(Collection entries)
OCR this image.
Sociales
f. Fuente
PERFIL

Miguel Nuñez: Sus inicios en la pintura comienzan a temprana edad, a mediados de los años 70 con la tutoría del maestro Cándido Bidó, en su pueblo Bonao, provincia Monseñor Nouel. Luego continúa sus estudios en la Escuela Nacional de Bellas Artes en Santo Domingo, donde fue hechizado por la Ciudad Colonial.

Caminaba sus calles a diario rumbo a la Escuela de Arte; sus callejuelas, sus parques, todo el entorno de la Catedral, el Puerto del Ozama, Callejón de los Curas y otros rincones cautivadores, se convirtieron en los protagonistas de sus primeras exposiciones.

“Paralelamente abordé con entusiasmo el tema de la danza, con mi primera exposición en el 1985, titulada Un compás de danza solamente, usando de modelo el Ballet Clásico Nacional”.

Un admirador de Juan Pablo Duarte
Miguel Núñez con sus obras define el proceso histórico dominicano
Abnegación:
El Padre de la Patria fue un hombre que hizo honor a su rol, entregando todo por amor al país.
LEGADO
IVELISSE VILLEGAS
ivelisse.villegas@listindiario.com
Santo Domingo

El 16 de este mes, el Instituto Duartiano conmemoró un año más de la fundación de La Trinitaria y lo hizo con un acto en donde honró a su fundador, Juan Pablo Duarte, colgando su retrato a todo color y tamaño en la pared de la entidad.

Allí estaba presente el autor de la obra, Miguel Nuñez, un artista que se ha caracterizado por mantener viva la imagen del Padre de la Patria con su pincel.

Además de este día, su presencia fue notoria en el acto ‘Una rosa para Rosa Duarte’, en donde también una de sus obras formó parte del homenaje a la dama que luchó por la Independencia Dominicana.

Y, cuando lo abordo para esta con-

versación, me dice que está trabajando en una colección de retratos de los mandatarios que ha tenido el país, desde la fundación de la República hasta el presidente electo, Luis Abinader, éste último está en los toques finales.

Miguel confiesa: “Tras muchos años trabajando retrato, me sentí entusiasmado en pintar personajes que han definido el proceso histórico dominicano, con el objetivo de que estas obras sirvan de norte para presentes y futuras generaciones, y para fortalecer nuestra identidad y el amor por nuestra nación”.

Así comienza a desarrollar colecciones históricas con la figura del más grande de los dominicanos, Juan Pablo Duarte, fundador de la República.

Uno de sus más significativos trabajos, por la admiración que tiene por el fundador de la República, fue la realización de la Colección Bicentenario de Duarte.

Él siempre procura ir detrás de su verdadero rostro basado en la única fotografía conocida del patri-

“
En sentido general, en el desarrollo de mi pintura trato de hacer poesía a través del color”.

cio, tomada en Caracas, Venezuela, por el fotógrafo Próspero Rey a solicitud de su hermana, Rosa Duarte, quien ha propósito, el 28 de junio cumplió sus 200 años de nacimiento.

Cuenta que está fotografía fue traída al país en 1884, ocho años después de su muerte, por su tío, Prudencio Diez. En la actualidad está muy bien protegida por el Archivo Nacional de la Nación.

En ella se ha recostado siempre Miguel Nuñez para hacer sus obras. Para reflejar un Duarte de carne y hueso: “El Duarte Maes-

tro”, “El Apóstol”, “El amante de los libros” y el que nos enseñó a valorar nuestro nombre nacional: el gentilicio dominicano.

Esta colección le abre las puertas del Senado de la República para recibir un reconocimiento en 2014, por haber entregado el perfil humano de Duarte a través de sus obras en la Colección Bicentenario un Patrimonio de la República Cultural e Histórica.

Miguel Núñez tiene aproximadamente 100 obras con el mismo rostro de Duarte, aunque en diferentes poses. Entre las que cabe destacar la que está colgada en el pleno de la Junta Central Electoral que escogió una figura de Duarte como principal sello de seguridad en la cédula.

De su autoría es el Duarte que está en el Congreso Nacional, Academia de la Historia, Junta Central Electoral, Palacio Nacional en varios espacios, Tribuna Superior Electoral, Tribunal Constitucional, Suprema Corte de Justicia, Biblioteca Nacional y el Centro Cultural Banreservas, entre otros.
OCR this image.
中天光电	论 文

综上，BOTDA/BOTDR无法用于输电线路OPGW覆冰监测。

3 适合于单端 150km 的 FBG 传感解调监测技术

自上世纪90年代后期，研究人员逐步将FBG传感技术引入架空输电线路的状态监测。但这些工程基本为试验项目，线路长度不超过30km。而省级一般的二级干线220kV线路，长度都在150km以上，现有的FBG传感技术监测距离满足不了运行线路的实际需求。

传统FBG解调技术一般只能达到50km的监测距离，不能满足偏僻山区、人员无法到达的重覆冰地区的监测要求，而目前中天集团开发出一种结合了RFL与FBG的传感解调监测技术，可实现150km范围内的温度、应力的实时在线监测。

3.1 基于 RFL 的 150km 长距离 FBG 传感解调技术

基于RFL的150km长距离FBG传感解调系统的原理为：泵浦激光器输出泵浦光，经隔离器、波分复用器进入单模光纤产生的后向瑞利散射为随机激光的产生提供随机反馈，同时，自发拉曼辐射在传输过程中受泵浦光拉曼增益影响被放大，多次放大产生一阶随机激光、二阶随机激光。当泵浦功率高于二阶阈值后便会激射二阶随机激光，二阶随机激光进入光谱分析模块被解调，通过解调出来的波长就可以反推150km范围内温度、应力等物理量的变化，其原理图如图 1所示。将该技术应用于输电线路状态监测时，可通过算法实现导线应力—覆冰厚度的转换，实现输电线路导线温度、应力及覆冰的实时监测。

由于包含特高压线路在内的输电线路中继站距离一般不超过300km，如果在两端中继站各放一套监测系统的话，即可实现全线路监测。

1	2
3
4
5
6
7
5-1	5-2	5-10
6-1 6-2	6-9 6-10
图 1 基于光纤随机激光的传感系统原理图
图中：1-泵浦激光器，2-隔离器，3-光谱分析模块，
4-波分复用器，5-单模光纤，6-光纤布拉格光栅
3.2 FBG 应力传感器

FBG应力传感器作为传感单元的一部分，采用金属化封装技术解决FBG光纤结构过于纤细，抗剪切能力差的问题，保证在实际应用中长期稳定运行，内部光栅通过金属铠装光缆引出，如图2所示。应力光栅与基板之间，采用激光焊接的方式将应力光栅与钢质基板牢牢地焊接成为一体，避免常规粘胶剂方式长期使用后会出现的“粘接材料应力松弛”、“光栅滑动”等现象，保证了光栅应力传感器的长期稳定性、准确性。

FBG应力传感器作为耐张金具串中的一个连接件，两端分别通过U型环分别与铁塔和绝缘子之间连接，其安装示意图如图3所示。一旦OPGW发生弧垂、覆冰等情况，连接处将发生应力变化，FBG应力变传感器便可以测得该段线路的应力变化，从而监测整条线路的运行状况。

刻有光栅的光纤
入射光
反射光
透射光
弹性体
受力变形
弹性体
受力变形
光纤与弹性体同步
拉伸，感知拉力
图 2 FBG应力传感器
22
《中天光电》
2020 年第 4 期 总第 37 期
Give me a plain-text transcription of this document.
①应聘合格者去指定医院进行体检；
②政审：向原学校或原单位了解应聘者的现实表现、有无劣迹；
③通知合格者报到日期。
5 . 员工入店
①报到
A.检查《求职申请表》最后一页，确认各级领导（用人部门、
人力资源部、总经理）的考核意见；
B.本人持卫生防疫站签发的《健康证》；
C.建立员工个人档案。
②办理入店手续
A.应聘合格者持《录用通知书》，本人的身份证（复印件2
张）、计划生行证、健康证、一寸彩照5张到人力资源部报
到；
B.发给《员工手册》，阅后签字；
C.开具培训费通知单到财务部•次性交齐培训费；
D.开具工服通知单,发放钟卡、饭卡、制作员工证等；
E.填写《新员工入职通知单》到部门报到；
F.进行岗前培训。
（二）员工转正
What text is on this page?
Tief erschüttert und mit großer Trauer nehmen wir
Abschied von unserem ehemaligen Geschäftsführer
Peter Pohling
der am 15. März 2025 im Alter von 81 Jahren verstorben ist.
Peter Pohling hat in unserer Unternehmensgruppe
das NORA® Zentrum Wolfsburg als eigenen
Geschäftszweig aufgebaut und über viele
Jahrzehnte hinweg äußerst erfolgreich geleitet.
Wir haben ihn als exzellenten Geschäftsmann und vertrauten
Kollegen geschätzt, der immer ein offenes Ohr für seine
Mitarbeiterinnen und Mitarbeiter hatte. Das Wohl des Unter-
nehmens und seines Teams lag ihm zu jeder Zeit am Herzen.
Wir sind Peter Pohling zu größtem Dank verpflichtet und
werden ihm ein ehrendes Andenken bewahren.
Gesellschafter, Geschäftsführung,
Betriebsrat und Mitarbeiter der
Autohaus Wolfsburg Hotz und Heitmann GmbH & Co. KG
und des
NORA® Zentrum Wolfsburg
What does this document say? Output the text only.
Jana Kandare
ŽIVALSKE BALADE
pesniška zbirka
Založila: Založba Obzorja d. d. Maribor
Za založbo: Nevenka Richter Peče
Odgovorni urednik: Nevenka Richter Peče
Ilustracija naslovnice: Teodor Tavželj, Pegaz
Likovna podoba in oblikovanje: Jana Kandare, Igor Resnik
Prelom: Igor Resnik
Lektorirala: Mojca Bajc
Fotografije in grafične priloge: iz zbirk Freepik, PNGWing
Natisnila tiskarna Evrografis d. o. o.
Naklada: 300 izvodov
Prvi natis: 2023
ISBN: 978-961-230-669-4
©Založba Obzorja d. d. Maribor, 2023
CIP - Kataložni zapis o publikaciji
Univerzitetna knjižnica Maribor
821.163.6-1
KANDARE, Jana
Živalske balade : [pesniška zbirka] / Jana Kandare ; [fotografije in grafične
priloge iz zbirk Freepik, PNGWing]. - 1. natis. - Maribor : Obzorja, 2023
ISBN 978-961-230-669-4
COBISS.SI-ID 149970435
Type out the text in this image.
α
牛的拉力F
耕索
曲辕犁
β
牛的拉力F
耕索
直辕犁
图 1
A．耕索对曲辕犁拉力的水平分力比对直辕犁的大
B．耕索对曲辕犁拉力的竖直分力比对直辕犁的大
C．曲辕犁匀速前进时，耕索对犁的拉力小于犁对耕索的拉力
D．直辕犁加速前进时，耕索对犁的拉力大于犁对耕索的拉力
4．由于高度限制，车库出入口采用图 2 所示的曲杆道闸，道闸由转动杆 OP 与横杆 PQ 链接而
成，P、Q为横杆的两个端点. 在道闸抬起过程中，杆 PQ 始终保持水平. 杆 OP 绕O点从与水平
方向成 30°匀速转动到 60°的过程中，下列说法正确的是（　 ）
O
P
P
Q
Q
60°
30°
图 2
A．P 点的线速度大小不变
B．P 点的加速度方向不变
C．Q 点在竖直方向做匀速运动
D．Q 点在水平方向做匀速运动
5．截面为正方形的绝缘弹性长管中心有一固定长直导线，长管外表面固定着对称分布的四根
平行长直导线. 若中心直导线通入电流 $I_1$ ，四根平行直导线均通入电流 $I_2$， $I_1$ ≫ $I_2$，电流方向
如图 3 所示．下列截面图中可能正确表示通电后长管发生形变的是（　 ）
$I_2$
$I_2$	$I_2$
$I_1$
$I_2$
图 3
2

* _EXERCISE OBJECTIVE_: Only lines holding the string "Santo" are wanted; gather each one from the entries above.

* _REPLY TO THE TASK_:
Miguel Nuñez: Sus inicios en la pintura comienzan a temprana edad, a mediados de los años 70 con la tutoría del maestro Cándido Bidó, en su pueblo Bonao, provincia Monseñor Nouel. Luego continúa sus estudios en la Escuela Nacional de Bellas Artes en Santo Domingo, donde fue hechizado por la Ciudad Colonial.
Santo Domingo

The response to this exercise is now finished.